◆ Goal ◆
Could you retype every one of the lines below without changing a single character?
-------
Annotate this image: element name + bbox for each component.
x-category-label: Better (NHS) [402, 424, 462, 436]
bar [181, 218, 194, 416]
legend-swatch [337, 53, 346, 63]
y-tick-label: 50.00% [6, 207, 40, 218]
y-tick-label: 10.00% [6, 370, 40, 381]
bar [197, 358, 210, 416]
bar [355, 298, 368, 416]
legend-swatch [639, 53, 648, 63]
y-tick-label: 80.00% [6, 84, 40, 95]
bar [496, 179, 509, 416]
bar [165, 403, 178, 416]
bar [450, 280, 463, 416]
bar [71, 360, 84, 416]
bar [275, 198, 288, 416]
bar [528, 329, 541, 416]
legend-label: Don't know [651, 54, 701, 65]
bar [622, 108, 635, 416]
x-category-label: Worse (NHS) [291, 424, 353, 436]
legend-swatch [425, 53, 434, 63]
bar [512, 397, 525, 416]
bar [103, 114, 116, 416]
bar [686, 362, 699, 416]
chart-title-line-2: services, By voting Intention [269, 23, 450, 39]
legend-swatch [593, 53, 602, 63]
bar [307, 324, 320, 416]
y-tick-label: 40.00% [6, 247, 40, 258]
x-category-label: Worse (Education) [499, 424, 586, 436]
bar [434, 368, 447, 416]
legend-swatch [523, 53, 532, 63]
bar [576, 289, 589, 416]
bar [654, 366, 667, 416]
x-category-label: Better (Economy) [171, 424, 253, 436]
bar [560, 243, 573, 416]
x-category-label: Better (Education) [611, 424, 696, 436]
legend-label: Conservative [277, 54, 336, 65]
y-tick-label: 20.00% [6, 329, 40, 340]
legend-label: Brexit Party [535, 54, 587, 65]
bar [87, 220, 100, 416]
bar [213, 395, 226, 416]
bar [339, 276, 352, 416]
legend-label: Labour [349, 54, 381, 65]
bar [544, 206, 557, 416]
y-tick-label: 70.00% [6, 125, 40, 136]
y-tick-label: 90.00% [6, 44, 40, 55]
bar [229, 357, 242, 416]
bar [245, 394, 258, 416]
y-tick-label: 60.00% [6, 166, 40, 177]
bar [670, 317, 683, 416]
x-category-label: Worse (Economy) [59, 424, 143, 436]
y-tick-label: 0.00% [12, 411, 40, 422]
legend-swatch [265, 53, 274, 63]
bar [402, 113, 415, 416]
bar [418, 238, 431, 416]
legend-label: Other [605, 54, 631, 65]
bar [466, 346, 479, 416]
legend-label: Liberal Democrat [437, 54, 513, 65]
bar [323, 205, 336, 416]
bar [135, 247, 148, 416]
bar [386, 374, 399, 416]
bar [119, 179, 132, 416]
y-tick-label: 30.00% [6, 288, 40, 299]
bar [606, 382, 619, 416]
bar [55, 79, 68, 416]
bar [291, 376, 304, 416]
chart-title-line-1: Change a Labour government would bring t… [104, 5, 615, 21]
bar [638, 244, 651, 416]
-------
◆ Result for this exercise ◆
Annotate this image: element name + bbox for each component.
x-category-label: Better (NHS) [402, 424, 462, 436]
bar [181, 218, 194, 416]
legend-swatch [337, 53, 346, 63]
y-tick-label: 50.00% [6, 207, 40, 218]
y-tick-label: 10.00% [6, 370, 40, 381]
bar [197, 358, 210, 416]
bar [355, 298, 368, 416]
legend-swatch [639, 53, 648, 63]
y-tick-label: 80.00% [6, 84, 40, 95]
bar [496, 179, 509, 416]
bar [165, 403, 178, 416]
bar [450, 280, 463, 416]
bar [71, 360, 84, 416]
bar [275, 198, 288, 416]
bar [528, 329, 541, 416]
legend-label: Don't know [651, 54, 701, 65]
bar [622, 108, 635, 416]
x-category-label: Worse (NHS) [291, 424, 353, 436]
legend-swatch [425, 53, 434, 63]
bar [512, 397, 525, 416]
bar [103, 114, 116, 416]
bar [686, 362, 699, 416]
chart-title-line-2: services, By voting Intention [269, 23, 450, 39]
legend-swatch [593, 53, 602, 63]
bar [307, 324, 320, 416]
y-tick-label: 40.00% [6, 247, 40, 258]
x-category-label: Worse (Education) [499, 424, 586, 436]
bar [434, 368, 447, 416]
legend-swatch [523, 53, 532, 63]
bar [576, 289, 589, 416]
bar [654, 366, 667, 416]
x-category-label: Better (Economy) [171, 424, 253, 436]
bar [560, 243, 573, 416]
x-category-label: Better (Education) [611, 424, 696, 436]
legend-label: Conservative [277, 54, 336, 65]
y-tick-label: 20.00% [6, 329, 40, 340]
legend-label: Brexit Party [535, 54, 587, 65]
bar [87, 220, 100, 416]
bar [213, 395, 226, 416]
bar [339, 276, 352, 416]
legend-label: Labour [349, 54, 381, 65]
bar [544, 206, 557, 416]
y-tick-label: 70.00% [6, 125, 40, 136]
y-tick-label: 90.00% [6, 44, 40, 55]
bar [229, 357, 242, 416]
bar [245, 394, 258, 416]
y-tick-label: 60.00% [6, 166, 40, 177]
bar [670, 317, 683, 416]
x-category-label: Worse (Economy) [59, 424, 143, 436]
y-tick-label: 0.00% [12, 411, 40, 422]
legend-swatch [265, 53, 274, 63]
bar [402, 113, 415, 416]
bar [418, 238, 431, 416]
legend-label: Other [605, 54, 631, 65]
bar [466, 346, 479, 416]
legend-label: Liberal Democrat [437, 54, 513, 65]
bar [323, 205, 336, 416]
bar [135, 247, 148, 416]
bar [386, 374, 399, 416]
bar [119, 179, 132, 416]
y-tick-label: 30.00% [6, 288, 40, 299]
bar [606, 382, 619, 416]
bar [55, 79, 68, 416]
bar [291, 376, 304, 416]
chart-title-line-1: Change a Labour government would bring t… [104, 5, 615, 21]
bar [638, 244, 651, 416]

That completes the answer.